(Beginning of EXERCISE PASSAGE)

As in any suburban family-owned restaurant, the whole family is involved – Thy’s brothers Phong Nguyen and Toan Nguyen and Toan’s wife Nhi, as well as mum and dad Thich Nguyen and Tam Tran.

If you’ve not yet been, be sure to book ahead.


 

7. Pirate Life launches its Port Adelaide brewery

 

One of the biggest stories in SA beer for 2019 (in a year of big, big stories) was the buyout of Pirate Life by CUB, formerly part of Anheuser-Busch InBev family and now sold off to Japanese major Asahi.

Following the buyout, Pirate Life launched their enormous Port Adelaide brewery and vowed to release something like a million individual beers every year, and it was obviously very exciting for beer fans and CityMag readers alike.

Pirate Life has since flagged they will be opening in Perth in 2020, and their beers are tasting as good as ever. Haters be damned.


 

6. Adelaide’s best $10 breakfasts

 

Increasingly, we’re exploring ways to help you make the most of the Adelaide square mile. Sure, it’s lovely to be introduced to the Restaurateur Opening the New Thing This Weekend, but where do you go to find the best CBD breakfasts under $10?

Right here.

We met some interesting people and learned to stop worrying and enjoy the Wonder White. Everything has its place.


 

5. Adelaide’s favourite coffee has been decided

 

We asked, you voted, and you delivered to us the four best coffee shops within the CBD’s four quadrants.

(End of EXERCISE PASSAGE)

• _QUESTIONS ON THE MATERIAL_:
1) List every family member named in the opening sentence of the Adelaide stories countdown, with each person's relation to Thy as the sentence gives it.
2) Answer these from the Adelaide stories countdown:
(a) Which company bought out Pirate Life?
(b) In which city has Pirate Life flagged it will open in 2020?
(c) What price limit does the breakfast story use?
3) Continue the Adelaide stories countdown from its last sentence.

(Beginning of DATASET ENTRIES)

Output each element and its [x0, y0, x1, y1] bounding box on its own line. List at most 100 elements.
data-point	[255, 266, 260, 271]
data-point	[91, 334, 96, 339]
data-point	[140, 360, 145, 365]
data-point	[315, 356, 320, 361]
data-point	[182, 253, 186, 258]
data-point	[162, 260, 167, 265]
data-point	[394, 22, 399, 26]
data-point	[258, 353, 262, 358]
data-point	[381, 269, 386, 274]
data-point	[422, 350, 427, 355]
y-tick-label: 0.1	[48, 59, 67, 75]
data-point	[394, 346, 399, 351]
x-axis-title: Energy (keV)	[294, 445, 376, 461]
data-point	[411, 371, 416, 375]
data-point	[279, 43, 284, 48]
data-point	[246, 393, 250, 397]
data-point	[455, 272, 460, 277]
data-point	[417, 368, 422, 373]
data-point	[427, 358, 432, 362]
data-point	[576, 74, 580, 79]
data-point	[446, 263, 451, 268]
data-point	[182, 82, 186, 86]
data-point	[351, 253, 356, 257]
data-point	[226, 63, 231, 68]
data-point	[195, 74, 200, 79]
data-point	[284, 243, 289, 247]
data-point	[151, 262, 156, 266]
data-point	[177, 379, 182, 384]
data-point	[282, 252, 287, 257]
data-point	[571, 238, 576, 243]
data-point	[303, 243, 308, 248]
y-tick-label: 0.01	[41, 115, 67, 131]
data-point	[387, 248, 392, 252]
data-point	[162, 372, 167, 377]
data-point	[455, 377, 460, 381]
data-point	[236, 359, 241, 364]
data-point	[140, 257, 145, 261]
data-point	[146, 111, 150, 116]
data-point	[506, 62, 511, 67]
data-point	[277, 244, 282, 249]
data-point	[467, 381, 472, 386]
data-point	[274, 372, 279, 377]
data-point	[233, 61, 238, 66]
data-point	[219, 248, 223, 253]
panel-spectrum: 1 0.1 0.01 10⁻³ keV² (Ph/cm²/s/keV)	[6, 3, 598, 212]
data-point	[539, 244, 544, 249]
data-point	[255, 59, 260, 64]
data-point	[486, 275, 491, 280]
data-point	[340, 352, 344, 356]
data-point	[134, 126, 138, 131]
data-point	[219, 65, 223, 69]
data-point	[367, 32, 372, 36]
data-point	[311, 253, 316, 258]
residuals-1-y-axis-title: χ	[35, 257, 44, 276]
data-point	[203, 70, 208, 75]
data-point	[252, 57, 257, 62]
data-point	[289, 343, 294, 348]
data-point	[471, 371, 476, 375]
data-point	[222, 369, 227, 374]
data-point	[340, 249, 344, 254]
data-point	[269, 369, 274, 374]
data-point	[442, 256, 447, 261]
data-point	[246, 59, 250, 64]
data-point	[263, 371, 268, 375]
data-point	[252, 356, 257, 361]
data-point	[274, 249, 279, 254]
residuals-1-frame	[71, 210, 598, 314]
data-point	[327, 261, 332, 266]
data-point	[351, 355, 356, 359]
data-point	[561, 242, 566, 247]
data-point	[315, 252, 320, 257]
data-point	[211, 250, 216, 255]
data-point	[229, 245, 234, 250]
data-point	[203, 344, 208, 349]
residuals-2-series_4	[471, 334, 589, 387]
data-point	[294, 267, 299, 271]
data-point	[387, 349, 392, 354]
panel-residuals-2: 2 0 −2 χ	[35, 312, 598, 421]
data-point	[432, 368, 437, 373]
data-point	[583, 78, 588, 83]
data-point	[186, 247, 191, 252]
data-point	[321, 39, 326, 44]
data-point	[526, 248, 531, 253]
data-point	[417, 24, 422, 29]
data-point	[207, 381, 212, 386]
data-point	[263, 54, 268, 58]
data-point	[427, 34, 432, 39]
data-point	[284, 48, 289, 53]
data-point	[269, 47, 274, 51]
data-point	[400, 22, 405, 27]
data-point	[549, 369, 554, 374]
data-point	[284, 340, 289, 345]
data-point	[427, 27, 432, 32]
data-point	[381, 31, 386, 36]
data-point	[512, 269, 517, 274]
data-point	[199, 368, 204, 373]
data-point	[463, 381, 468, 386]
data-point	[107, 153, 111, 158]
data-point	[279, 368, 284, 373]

(End of DATASET ENTRIES)

• _ANSWERS TO THE EXERCISE_:
1)
Phong Nguyen (brother)
Toan Nguyen (brother)
Nhi (Toan's wife)
Thich Nguyen (mum or dad)
Tam Tran (mum or dad)

2)
(a) CUB
(b) Perth
(c) Under $10

3)
Special congratulations once again to Bonobo, Exchange, Sibling and Where We Met, and thank you for taking the time to vote.

CityMag’s Adelaide City Coffee Championships will be back in 2020, so keep your eyes peeled.


 

4. Introducing Madre: A new concept from Pizzateca comes to the CBD

 

Adelaide loves a pizza, especially when it comes from the lauded McLaren Vale restaurant Pizzateca.

News of the Mitolos venturing into the flats and giving over a space to their esteemed pizzaiolo Ettore Bertonati was always going to cause a stir, and boy oh boy did you click.

Noted restaurant critic, John Lethlean, of the Murdoch national rag, put the restaurant in his annual Hot 50, the ‘Tiser’s Simon Wilkinson had a great time, and despite the restaurant being open only a few weeks, we popped the restaurant in our inaugural restaurant power rankings. That kind of kudos cannot be ignored.


 

3. Is this last drinks for La Bohème?

 

We tend not to dwell on the negative over here at CityMag, but when we heard La Bohème was at risk of closure, and owner Paul Boylon was staring at a $50,000 debt, we felt a pang of despair.

La Bohème held a place in the hearts of many Adelaideans, and to drive by the vacant space now is to long for the Adelaide of 2008 (or at least some part of it).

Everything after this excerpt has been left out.